Data records:
-*-*-
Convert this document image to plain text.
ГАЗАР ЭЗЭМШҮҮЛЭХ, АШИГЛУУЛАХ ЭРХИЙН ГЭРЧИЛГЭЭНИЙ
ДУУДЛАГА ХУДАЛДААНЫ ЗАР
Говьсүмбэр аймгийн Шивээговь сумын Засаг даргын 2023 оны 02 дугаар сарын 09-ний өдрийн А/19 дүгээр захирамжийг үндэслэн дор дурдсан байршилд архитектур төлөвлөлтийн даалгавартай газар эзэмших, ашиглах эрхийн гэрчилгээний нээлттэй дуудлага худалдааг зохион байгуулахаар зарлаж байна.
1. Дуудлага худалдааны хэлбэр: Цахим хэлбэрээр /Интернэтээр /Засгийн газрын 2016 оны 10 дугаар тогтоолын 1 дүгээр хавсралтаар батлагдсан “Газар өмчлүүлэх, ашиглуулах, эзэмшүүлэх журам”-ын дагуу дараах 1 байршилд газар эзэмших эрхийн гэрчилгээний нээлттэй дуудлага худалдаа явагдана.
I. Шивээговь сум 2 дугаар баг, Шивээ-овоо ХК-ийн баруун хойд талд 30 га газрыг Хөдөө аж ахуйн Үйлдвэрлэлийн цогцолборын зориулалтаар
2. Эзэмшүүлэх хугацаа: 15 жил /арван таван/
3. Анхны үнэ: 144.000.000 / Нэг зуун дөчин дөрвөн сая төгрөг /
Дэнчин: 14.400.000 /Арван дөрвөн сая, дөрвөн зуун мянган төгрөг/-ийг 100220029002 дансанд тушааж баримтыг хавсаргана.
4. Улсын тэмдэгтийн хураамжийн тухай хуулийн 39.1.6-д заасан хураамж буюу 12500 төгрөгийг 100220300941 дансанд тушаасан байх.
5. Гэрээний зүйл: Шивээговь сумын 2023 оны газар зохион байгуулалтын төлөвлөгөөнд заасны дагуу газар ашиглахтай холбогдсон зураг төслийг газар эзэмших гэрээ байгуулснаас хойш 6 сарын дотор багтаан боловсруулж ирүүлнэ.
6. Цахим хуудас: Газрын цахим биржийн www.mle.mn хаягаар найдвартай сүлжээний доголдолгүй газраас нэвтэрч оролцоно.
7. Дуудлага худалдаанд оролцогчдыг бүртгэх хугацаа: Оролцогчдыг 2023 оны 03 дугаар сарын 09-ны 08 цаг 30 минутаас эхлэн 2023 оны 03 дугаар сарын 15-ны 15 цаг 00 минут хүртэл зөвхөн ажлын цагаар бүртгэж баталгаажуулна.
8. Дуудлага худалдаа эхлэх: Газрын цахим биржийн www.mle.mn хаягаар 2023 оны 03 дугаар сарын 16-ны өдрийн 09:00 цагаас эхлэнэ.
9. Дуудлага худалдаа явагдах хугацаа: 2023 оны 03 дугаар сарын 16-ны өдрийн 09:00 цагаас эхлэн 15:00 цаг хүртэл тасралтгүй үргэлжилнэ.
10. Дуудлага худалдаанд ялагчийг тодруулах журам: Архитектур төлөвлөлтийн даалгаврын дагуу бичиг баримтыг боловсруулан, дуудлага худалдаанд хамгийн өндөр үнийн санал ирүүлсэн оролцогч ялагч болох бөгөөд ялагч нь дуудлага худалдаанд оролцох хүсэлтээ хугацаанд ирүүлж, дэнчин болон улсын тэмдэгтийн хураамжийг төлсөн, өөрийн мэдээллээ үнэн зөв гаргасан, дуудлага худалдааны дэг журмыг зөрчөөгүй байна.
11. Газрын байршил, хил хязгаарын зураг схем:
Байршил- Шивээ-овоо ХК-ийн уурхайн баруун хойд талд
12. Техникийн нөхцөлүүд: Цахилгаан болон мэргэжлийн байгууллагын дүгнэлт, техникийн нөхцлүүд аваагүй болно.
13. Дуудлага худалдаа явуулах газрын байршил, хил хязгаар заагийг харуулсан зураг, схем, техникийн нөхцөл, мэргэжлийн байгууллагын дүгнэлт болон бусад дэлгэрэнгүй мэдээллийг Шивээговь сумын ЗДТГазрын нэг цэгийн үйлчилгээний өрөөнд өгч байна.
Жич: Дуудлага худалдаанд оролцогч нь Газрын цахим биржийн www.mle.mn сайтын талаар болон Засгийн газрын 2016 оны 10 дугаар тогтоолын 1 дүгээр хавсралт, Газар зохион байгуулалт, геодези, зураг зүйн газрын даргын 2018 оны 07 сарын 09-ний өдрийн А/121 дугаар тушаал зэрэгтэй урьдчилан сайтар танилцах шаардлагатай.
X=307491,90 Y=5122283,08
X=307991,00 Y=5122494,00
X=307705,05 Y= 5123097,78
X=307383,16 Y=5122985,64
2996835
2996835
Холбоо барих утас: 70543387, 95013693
-*-*-
**What you are asked to do:** Your task is to output all of the data above word for word.

**Result of the exercise:**
Convert this document image to plain text.
ГАЗАР ЭЗЭМШҮҮЛЭХ, АШИГЛУУЛАХ ЭРХИЙН ГЭРЧИЛГЭЭНИЙ
ДУУДЛАГА ХУДАЛДААНЫ ЗАР
Говьсүмбэр аймгийн Шивээговь сумын Засаг даргын 2023 оны 02 дугаар сарын 09-ний өдрийн А/19 дүгээр захирамжийг үндэслэн дор дурдсан байршилд архитектур төлөвлөлтийн даалгавартай газар эзэмших, ашиглах эрхийн гэрчилгээний нээлттэй дуудлага худалдааг зохион байгуулахаар зарлаж байна.
1. Дуудлага худалдааны хэлбэр: Цахим хэлбэрээр /Интернэтээр /Засгийн газрын 2016 оны 10 дугаар тогтоолын 1 дүгээр хавсралтаар батлагдсан “Газар өмчлүүлэх, ашиглуулах, эзэмшүүлэх журам”-ын дагуу дараах 1 байршилд газар эзэмших эрхийн гэрчилгээний нээлттэй дуудлага худалдаа явагдана.
I. Шивээговь сум 2 дугаар баг, Шивээ-овоо ХК-ийн баруун хойд талд 30 га газрыг Хөдөө аж ахуйн Үйлдвэрлэлийн цогцолборын зориулалтаар
2. Эзэмшүүлэх хугацаа: 15 жил /арван таван/
3. Анхны үнэ: 144.000.000 / Нэг зуун дөчин дөрвөн сая төгрөг /
Дэнчин: 14.400.000 /Арван дөрвөн сая, дөрвөн зуун мянган төгрөг/-ийг 100220029002 дансанд тушааж баримтыг хавсаргана.
4. Улсын тэмдэгтийн хураамжийн тухай хуулийн 39.1.6-д заасан хураамж буюу 12500 төгрөгийг 100220300941 дансанд тушаасан байх.
5. Гэрээний зүйл: Шивээговь сумын 2023 оны газар зохион байгуулалтын төлөвлөгөөнд заасны дагуу газар ашиглахтай холбогдсон зураг төслийг газар эзэмших гэрээ байгуулснаас хойш 6 сарын дотор багтаан боловсруулж ирүүлнэ.
6. Цахим хуудас: Газрын цахим биржийн www.mle.mn хаягаар найдвартай сүлжээний доголдолгүй газраас нэвтэрч оролцоно.
7. Дуудлага худалдаанд оролцогчдыг бүртгэх хугацаа: Оролцогчдыг 2023 оны 03 дугаар сарын 09-ны 08 цаг 30 минутаас эхлэн 2023 оны 03 дугаар сарын 15-ны 15 цаг 00 минут хүртэл зөвхөн ажлын цагаар бүртгэж баталгаажуулна.
8. Дуудлага худалдаа эхлэх: Газрын цахим биржийн www.mle.mn хаягаар 2023 оны 03 дугаар сарын 16-ны өдрийн 09:00 цагаас эхлэнэ.
9. Дуудлага худалдаа явагдах хугацаа: 2023 оны 03 дугаар сарын 16-ны өдрийн 09:00 цагаас эхлэн 15:00 цаг хүртэл тасралтгүй үргэлжилнэ.
10. Дуудлага худалдаанд ялагчийг тодруулах журам: Архитектур төлөвлөлтийн даалгаврын дагуу бичиг баримтыг боловсруулан, дуудлага худалдаанд хамгийн өндөр үнийн санал ирүүлсэн оролцогч ялагч болох бөгөөд ялагч нь дуудлага худалдаанд оролцох хүсэлтээ хугацаанд ирүүлж, дэнчин болон улсын тэмдэгтийн хураамжийг төлсөн, өөрийн мэдээллээ үнэн зөв гаргасан, дуудлага худалдааны дэг журмыг зөрчөөгүй байна.
11. Газрын байршил, хил хязгаарын зураг схем:
Байршил- Шивээ-овоо ХК-ийн уурхайн баруун хойд талд
12. Техникийн нөхцөлүүд: Цахилгаан болон мэргэжлийн байгууллагын дүгнэлт, техникийн нөхцлүүд аваагүй болно.
13. Дуудлага худалдаа явуулах газрын байршил, хил хязгаар заагийг харуулсан зураг, схем, техникийн нөхцөл, мэргэжлийн байгууллагын дүгнэлт болон бусад дэлгэрэнгүй мэдээллийг Шивээговь сумын ЗДТГазрын нэг цэгийн үйлчилгээний өрөөнд өгч байна.
Жич: Дуудлага худалдаанд оролцогч нь Газрын цахим биржийн www.mle.mn сайтын талаар болон Засгийн газрын 2016 оны 10 дугаар тогтоолын 1 дүгээр хавсралт, Газар зохион байгуулалт, геодези, зураг зүйн газрын даргын 2018 оны 07 сарын 09-ний өдрийн А/121 дугаар тушаал зэрэгтэй урьдчилан сайтар танилцах шаардлагатай.
X=307491,90 Y=5122283,08
X=307991,00 Y=5122494,00
X=307705,05 Y= 5123097,78
X=307383,16 Y=5122985,64
2996835
2996835
Холбоо барих утас: 70543387, 95013693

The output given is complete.